--- Data supplied ---

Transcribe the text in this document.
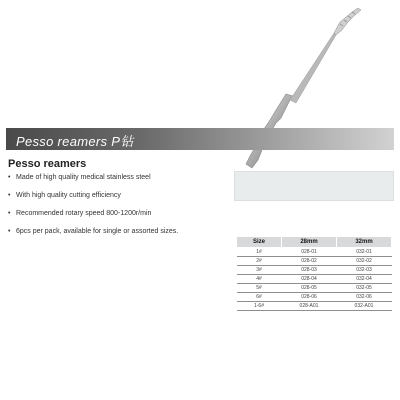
Pesso reamers P钻
Pesso reamers
• Made of high quality medical stainless steel
• With high quality cutting efficiency
• Recommended rotary speed 800-1200r/min
• 6pcs per pack, available for single or assorted sizes.
Size	28mm	32mm
1#	028-01	032-01
2#	028-02	032-02
3#	028-03	032-03
4#	028-04	032-04
5#	028-05	032-05
6#	028-06	032-06
1-6#	028-A01	032-A01
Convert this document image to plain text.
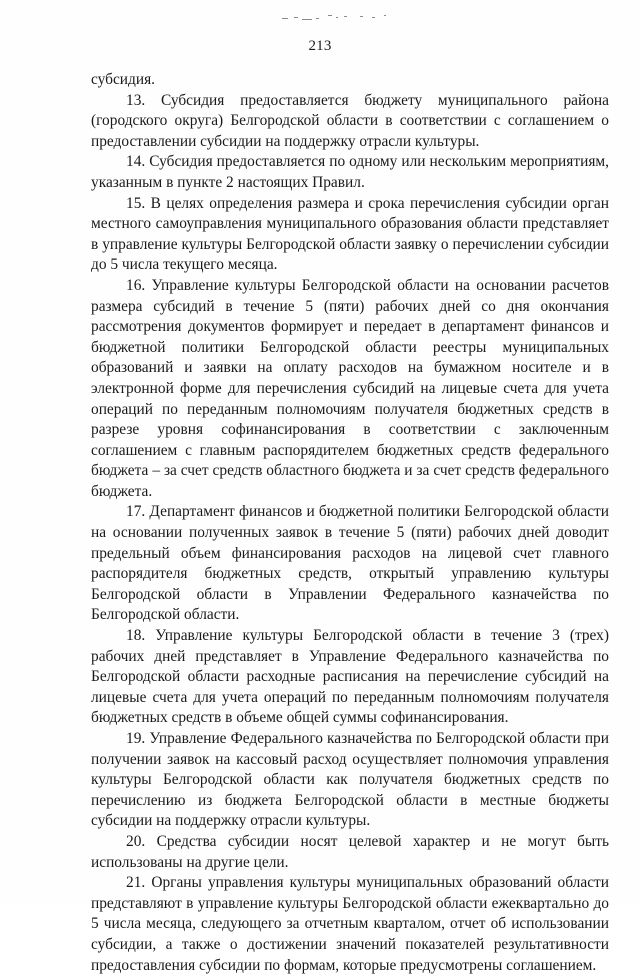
213

субсидия.

13. Субсидия предоставляется бюджету муниципального района (городского округа) Белгородской области в соответствии с соглашением о предоставлении субсидии на поддержку отрасли культуры.

14. Субсидия предоставляется по одному или нескольким мероприятиям, указанным в пункте 2 настоящих Правил.

15. В целях определения размера и срока перечисления субсидии орган местного самоуправления муниципального образования области представляет в управление культуры Белгородской области заявку о перечислении субсидии до 5 числа текущего месяца.

16. Управление культуры Белгородской области на основании расчетов размера субсидий в течение 5 (пяти) рабочих дней со дня окончания рассмотрения документов формирует и передает в департамент финансов и бюджетной политики Белгородской области реестры муниципальных образований и заявки на оплату расходов на бумажном носителе и в электронной форме для перечисления субсидий на лицевые счета для учета операций по переданным полномочиям получателя бюджетных средств в разрезе уровня софинансирования в соответствии с заключенным соглашением с главным распорядителем бюджетных средств федерального бюджета – за счет средств областного бюджета и за счет средств федерального бюджета.

17. Департамент финансов и бюджетной политики Белгородской области на основании полученных заявок в течение 5 (пяти) рабочих дней доводит предельный объем финансирования расходов на лицевой счет главного распорядителя бюджетных средств, открытый управлению культуры Белгородской области в Управлении Федерального казначейства по Белгородской области.

18. Управление культуры Белгородской области в течение 3 (трех) рабочих дней представляет в Управление Федерального казначейства по Белгородской области расходные расписания на перечисление субсидий на лицевые счета для учета операций по переданным полномочиям получателя бюджетных средств в объеме общей суммы софинансирования.

19. Управление Федерального казначейства по Белгородской области при получении заявок на кассовый расход осуществляет полномочия управления культуры Белгородской области как получателя бюджетных средств по перечислению из бюджета Белгородской области в местные бюджеты субсидии на поддержку отрасли культуры.

20. Средства субсидии носят целевой характер и не могут быть использованы на другие цели.

21. Органы управления культуры муниципальных образований области представляют в управление культуры Белгородской области ежеквартально до 5 числа месяца, следующего за отчетным кварталом, отчет об использовании субсидии, а также о достижении значений показателей результативности предоставления субсидии по формам, которые предусмотрены соглашением.
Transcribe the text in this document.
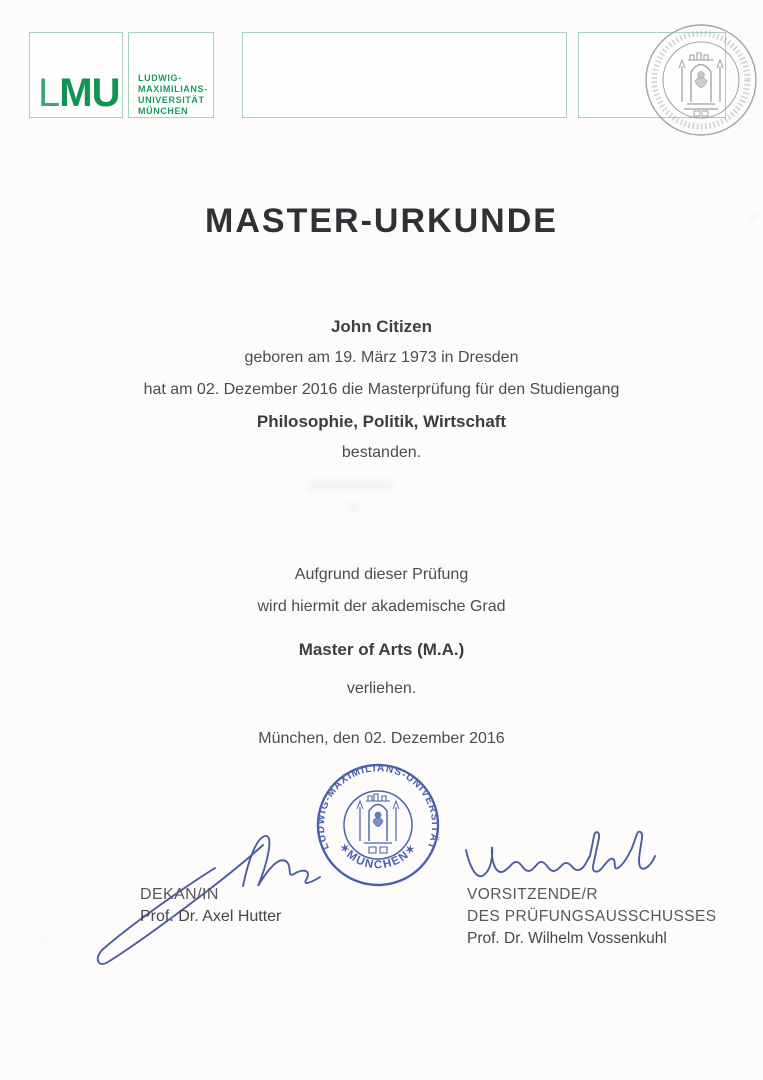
LMU LUDWIG-
MAXIMILIANS-
UNIVERSITÄT
MÜNCHEN
MASTER-URKUNDE
John Citizen
geboren am 19. März 1973 in Dresden
hat am 02. Dezember 2016 die Masterprüfung für den Studiengang
Philosophie, Politik, Wirtschaft
bestanden.
Aufgrund dieser Prüfung
wird hiermit der akademische Grad
Master of Arts (M.A.)
verliehen.
München, den 02. Dezember 2016
LUDWIG-MAXIMILIANS-UNIVERSITÄT
✶MÜNCHEN✶
DEKAN/IN
Prof. Dr. Axel Hutter
VORSITZENDE/R
DES PRÜFUNGSAUSSCHUSSES
Prof. Dr. Wilhelm Vossenkuhl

---

(Written exercise): Note how many lines of the material contain the string "Dezember". Then report that number by itself.

(Response): 2